→ Task:
List each line of the listing below that contains the string "photo".

(Labeled region entries)
—————
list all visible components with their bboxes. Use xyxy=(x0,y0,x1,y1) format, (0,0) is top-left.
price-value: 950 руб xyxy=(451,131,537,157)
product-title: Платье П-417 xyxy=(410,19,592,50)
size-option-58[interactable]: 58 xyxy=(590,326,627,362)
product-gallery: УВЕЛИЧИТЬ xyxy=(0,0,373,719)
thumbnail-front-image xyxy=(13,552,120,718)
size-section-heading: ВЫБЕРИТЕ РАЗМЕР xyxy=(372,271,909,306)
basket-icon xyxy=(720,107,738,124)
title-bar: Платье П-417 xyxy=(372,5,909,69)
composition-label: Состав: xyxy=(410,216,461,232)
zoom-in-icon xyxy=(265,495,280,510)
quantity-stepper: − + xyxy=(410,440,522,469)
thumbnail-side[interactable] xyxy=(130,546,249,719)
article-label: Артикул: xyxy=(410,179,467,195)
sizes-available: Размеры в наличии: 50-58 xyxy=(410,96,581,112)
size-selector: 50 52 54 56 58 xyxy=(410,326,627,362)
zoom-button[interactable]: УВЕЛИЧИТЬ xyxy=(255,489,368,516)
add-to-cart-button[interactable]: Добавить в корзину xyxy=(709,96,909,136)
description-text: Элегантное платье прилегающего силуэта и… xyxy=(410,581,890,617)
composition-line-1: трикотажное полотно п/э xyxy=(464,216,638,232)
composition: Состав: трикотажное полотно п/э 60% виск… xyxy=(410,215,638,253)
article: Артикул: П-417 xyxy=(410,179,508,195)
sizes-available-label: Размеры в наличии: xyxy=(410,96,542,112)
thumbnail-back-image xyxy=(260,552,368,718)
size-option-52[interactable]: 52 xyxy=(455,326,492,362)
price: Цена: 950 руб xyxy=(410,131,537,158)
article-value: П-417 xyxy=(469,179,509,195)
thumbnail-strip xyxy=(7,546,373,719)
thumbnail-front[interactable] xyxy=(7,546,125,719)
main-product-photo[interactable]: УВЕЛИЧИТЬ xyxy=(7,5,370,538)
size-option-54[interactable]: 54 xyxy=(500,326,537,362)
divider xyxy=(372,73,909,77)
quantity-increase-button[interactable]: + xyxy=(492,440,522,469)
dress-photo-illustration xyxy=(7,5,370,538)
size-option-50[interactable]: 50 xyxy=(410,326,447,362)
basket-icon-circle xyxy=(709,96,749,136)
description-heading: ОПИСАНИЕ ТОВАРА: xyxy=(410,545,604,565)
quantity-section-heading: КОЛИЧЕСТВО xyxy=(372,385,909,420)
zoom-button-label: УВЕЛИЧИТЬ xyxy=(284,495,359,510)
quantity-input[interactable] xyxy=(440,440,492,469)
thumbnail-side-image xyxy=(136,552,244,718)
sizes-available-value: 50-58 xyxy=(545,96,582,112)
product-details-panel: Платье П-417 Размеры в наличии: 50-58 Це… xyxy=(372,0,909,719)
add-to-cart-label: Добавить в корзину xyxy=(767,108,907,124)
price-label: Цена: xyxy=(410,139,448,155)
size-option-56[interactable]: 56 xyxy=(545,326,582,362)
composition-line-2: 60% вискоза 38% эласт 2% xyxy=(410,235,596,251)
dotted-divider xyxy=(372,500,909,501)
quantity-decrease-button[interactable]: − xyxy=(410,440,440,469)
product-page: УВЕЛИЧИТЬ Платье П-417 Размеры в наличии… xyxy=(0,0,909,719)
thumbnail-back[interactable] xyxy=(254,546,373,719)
—————
→ Exercise result:
main-product-photo[interactable]: УВЕЛИЧИТЬ xyxy=(7,5,370,538)
dress-photo-illustration xyxy=(7,5,370,538)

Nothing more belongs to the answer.